Excerto da página:
────────────────────
À saída do tribunal esta segunda-feira, Lauri Love falou brevemente aos jornalistas mostrando-se satisfeito com a decisão que “afeta evidentemente” a sua vida: “Se passei por isto, não foi apenas para evitar ser raptado e preso durante 99 anos num país onde nunca estive, mas sim para abrir um precedente e evitar que aconteça isto a outros”. Se houver suspeitas de crime, continuou o “hacker” britânico, “a pessoa em causa deverá ser julgada no Reino Unido”. “A América não pode continuar a tentar exercer a sua exorbitante jurisdição extraterritorial.” Enquanto falava, Lauri Love tinha ao seu lado a namorada e alguns apoiantes, aos quais, minutos antes e no interior do tribunal, foi dito para se manterem calmos. “Isto é um tribunal, não um teatro”, dissera o juiz responsável por julgar o caso, Ian Duncan Burnett. O hacker britânico deverá então ser julgado no Reino Unido.
Lauri Love tem 33 anos e nasceu na vila de Stradishall, no condado de Suffolk, leste de Inglaterra. O pai, a quem foi buscar o apelido - chama-se Alexander - trabalha como capelão na HM Prison Highpoint North, prisão situada naquela vila e onde também trabalha a mãe do “hacker”, Sirkka-Liisa Love, nascida na Finlândia. Depois de desistir do colégio e de trabalhar numa exploração de perus, Lauri Love pediu nacionalidade finlandesa e esteve no Exército finlandês durante seis meses, até declarar-se objetor de consciência e ser transferido para um serviço alternativo ainda dentro do exército, onde esteve outros seis meses. Depois disso, frequentou duas universidades - Universidade de Notthingham, na Inglaterra, e Universidade de Glasgow, na Escócia - não tendo completado nenhuns dos cursos devido a problemas de saúde. Em 2011, participou nos protestos estudantis contra os cortes na educação e encerramento de alguns cursos que culminaram com a ocupação durante sete meses de um edíficio nas instalações da Universidade de Glasgow, o Hetherington House, assim designado em homenagem a Hector Hetherington, que foi diretor daquela universidade de 1936 a 1961. No mesmo ano, participou numa marcha, batizada Marcha pela Alternativa (“March for the Alternative”) e organizada pelo sindicato nacional britânico, o Trades Union Congress (TUC), contra os cortes na despesa pública anunciados pelo governo de coligação de David Cameron e Nick Clegg. Um site dedicado à defesa de Lauri Love garante que ele foi um das 150 pessoas detidas pela polícia britânica nesse dia.
────────────────────
(Itens do conjunto de dados)
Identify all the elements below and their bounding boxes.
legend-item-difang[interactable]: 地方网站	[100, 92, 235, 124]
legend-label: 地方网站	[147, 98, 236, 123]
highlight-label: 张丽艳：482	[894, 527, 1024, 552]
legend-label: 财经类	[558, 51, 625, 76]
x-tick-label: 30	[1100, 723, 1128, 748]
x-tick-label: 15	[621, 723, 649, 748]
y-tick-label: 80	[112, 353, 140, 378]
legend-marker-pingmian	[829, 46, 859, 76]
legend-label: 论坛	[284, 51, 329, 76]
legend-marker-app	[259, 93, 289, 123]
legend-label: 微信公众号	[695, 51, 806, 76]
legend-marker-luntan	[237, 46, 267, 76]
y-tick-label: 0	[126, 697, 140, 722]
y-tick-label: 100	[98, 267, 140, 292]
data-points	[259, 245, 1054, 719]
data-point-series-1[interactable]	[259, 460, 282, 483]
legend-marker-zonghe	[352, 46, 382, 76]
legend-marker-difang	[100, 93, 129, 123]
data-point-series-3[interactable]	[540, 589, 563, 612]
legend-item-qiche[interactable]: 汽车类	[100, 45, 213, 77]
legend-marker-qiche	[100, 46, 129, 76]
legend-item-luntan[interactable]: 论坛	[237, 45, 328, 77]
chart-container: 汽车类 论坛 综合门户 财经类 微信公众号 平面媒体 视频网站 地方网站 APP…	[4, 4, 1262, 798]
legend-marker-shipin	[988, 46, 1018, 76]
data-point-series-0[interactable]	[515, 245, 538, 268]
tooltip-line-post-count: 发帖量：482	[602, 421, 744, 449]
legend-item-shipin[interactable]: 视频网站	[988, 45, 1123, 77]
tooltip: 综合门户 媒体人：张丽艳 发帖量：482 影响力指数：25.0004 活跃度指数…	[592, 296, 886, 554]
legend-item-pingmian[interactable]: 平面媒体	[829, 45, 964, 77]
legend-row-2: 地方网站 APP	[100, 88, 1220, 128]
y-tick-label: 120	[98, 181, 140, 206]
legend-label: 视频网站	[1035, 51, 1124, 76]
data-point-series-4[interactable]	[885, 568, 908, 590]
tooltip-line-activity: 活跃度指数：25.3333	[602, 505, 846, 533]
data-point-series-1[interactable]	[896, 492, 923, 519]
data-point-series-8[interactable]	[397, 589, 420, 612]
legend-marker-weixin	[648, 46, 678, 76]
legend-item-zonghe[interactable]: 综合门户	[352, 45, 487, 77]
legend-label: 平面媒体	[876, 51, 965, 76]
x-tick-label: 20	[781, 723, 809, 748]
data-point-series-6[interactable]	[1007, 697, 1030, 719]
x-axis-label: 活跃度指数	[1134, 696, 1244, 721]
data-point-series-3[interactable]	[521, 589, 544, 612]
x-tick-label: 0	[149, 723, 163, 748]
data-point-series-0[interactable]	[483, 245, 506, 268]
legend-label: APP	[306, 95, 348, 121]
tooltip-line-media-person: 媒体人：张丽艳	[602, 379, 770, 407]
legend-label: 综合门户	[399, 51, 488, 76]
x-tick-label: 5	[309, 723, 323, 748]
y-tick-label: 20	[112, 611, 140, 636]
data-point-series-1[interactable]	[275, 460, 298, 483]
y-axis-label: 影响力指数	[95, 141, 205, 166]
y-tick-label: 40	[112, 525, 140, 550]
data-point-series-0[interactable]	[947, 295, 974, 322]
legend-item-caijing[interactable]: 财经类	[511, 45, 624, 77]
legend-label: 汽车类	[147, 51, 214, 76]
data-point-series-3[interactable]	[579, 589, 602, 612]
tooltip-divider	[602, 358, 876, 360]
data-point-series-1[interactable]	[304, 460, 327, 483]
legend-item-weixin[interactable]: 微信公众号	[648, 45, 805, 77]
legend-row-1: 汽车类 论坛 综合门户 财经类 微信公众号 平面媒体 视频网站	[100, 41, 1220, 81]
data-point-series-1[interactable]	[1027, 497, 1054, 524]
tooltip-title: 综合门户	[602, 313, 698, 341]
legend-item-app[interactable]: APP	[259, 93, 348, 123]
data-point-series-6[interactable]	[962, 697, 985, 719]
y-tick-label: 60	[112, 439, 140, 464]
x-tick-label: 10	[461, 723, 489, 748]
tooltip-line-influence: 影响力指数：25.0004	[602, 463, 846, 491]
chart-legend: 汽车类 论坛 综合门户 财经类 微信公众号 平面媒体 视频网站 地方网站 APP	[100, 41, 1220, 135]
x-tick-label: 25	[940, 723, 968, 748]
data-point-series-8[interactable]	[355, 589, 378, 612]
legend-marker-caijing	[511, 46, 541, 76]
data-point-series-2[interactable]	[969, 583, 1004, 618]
────────────────────
Tarefa: Escreva a continuação do excerto sobre Lauri Love a partir da última frase apresentada.

Resultado:
Foi em 2013 que Lauri Love foi detido na casa onde vive com os pais, em Suffolk, pela Agência Nacional do Crime (NCA, na sigla em inglês), depois de alegadamente ter entrado nos sistemas informáticos das Forças Armadas norte-americanas, da NASA e da Reserva Federal. entre 2012 e 2013. O britânico é alvo de um processo nos Estados Unidos por acesso ilegal a um servidor de uma agência do Pentágono, conspiração, pirataria informática e roubo de identidade agravado.
Esta segunda-feira, o escritório de advogados Kaim Todner, que representa o “hacker” britânico, saudou em comunicado a decisão do Tribunal Superior de Londres, sublinhando que “o sistema judicial britânico decidiu que devem ser as autoridades a resolver o problema, em vez de aceitar os pedidos do governo norte-americano”. “O sistema reconheceu também que a assistência de saúde mental nas prisões norte-americanas não é suficientemente adequada para garantir que Lauri não sofreria um prejuízo grave em caso de extradição”, lê-se ainda no texto.